DATA PROVIDED:
* * * * * * * * *
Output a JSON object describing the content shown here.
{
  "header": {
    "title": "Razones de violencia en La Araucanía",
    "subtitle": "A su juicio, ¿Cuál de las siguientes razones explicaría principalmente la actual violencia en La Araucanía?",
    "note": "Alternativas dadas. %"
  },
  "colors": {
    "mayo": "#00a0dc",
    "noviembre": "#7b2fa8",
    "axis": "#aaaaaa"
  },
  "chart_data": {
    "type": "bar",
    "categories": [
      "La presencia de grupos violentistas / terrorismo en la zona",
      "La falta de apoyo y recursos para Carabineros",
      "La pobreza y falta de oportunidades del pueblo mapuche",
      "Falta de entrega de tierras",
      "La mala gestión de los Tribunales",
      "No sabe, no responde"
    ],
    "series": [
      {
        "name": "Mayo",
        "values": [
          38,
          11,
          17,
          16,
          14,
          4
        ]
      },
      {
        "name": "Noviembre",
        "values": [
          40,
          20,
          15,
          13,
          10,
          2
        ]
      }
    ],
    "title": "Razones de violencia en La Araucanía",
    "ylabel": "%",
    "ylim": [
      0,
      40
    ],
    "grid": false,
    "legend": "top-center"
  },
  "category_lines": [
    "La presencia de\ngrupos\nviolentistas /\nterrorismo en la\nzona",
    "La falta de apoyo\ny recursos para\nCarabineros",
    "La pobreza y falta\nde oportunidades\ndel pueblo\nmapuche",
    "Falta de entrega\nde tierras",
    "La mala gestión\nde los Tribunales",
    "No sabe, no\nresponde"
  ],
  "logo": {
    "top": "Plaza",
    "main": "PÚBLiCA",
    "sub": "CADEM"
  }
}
* * * * * * * * *
WHAT YOU NEED TO DO: Faithfully reproduce all of the records, character for character.

EXERCISE SOLUTION:
Output a JSON object describing the content shown here.
{
  "header": {
    "title": "Razones de violencia en La Araucanía",
    "subtitle": "A su juicio, ¿Cuál de las siguientes razones explicaría principalmente la actual violencia en La Araucanía?",
    "note": "Alternativas dadas. %"
  },
  "colors": {
    "mayo": "#00a0dc",
    "noviembre": "#7b2fa8",
    "axis": "#aaaaaa"
  },
  "chart_data": {
    "type": "bar",
    "categories": [
      "La presencia de grupos violentistas / terrorismo en la zona",
      "La falta de apoyo y recursos para Carabineros",
      "La pobreza y falta de oportunidades del pueblo mapuche",
      "Falta de entrega de tierras",
      "La mala gestión de los Tribunales",
      "No sabe, no responde"
    ],
    "series": [
      {
        "name": "Mayo",
        "values": [
          38,
          11,
          17,
          16,
          14,
          4
        ]
      },
      {
        "name": "Noviembre",
        "values": [
          40,
          20,
          15,
          13,
          10,
          2
        ]
      }
    ],
    "title": "Razones de violencia en La Araucanía",
    "ylabel": "%",
    "ylim": [
      0,
      40
    ],
    "grid": false,
    "legend": "top-center"
  },
  "category_lines": [
    "La presencia de\ngrupos\nviolentistas /\nterrorismo en la\nzona",
    "La falta de apoyo\ny recursos para\nCarabineros",
    "La pobreza y falta\nde oportunidades\ndel pueblo\nmapuche",
    "Falta de entrega\nde tierras",
    "La mala gestión\nde los Tribunales",
    "No sabe, no\nresponde"
  ],
  "logo": {
    "top": "Plaza",
    "main": "PÚBLiCA",
    "sub": "CADEM"
  }
}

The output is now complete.